→ **Stated exercise**: Please render every line of the records below as a Markdown table with the columns Row and Line, numbering each row and skipping blank lines.

→ **Supplied material**:
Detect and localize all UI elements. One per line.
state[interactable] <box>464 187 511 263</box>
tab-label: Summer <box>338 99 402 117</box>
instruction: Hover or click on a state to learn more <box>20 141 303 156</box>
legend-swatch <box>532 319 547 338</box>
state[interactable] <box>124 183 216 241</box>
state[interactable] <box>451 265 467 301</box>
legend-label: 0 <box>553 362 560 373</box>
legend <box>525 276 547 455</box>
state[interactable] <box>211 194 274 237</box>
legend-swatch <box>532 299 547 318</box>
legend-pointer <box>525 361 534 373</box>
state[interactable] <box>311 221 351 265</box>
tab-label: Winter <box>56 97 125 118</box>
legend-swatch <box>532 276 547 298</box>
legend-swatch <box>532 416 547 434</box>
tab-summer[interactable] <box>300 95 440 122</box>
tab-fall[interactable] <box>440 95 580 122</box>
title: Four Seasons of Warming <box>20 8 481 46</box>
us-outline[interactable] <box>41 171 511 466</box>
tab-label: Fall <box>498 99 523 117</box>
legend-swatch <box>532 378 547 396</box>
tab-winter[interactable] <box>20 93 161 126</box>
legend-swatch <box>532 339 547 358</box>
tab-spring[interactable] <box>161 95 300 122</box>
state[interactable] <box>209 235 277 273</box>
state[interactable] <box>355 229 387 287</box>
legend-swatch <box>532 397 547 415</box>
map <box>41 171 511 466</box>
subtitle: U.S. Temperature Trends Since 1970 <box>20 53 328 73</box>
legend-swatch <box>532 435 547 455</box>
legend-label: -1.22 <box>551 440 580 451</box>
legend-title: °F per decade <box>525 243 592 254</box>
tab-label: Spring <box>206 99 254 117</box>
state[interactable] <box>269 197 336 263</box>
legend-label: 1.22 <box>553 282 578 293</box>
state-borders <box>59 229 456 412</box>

→ **Response to this task**:
| Row | Line |
|---|---|
| 1 | Detect and localize all UI elements. One per line. |
| 2 | state[interactable] <box>464 187 511 263</box> |
| 3 | tab-label: Summer <box>338 99 402 117</box> |
| 4 | instruction: Hover or click on a state to learn more <box>20 141 303 156</box> |
| 5 | legend-swatch <box>532 319 547 338</box> |
| 6 | state[interactable] <box>124 183 216 241</box> |
| 7 | state[interactable] <box>451 265 467 301</box> |
| 8 | legend-label: 0 <box>553 362 560 373</box> |
| 9 | legend <box>525 276 547 455</box> |
| 10 | state[interactable] <box>211 194 274 237</box> |
| 11 | legend-swatch <box>532 299 547 318</box> |
| 12 | legend-pointer <box>525 361 534 373</box> |
| 13 | state[interactable] <box>311 221 351 265</box> |
| 14 | tab-label: Winter <box>56 97 125 118</box> |
| 15 | legend-swatch <box>532 276 547 298</box> |
| 16 | legend-swatch <box>532 416 547 434</box> |
| 17 | tab-summer[interactable] <box>300 95 440 122</box> |
| 18 | tab-fall[interactable] <box>440 95 580 122</box> |
| 19 | title: Four Seasons of Warming <box>20 8 481 46</box> |
| 20 | us-outline[interactable] <box>41 171 511 466</box> |
| 21 | tab-label: Fall <box>498 99 523 117</box> |
| 22 | legend-swatch <box>532 378 547 396</box> |
| 23 | tab-winter[interactable] <box>20 93 161 126</box> |
| 24 | legend-swatch <box>532 339 547 358</box> |
| 25 | tab-spring[interactable] <box>161 95 300 122</box> |
| 26 | state[interactable] <box>209 235 277 273</box> |
| 27 | state[interactable] <box>355 229 387 287</box> |
| 28 | legend-swatch <box>532 397 547 415</box> |
| 29 | map <box>41 171 511 466</box> |
| 30 | subtitle: U.S. Temperature Trends Since 1970 <box>20 53 328 73</box> |
| 31 | legend-swatch <box>532 435 547 455</box> |
| 32 | legend-label: -1.22 <box>551 440 580 451</box> |
| 33 | legend-title: °F per decade <box>525 243 592 254</box> |
| 34 | tab-label: Spring <box>206 99 254 117</box> |
| 35 | state[interactable] <box>269 197 336 263</box> |
| 36 | legend-label: 1.22 <box>553 282 578 293</box> |
| 37 | state-borders <box>59 229 456 412</box> |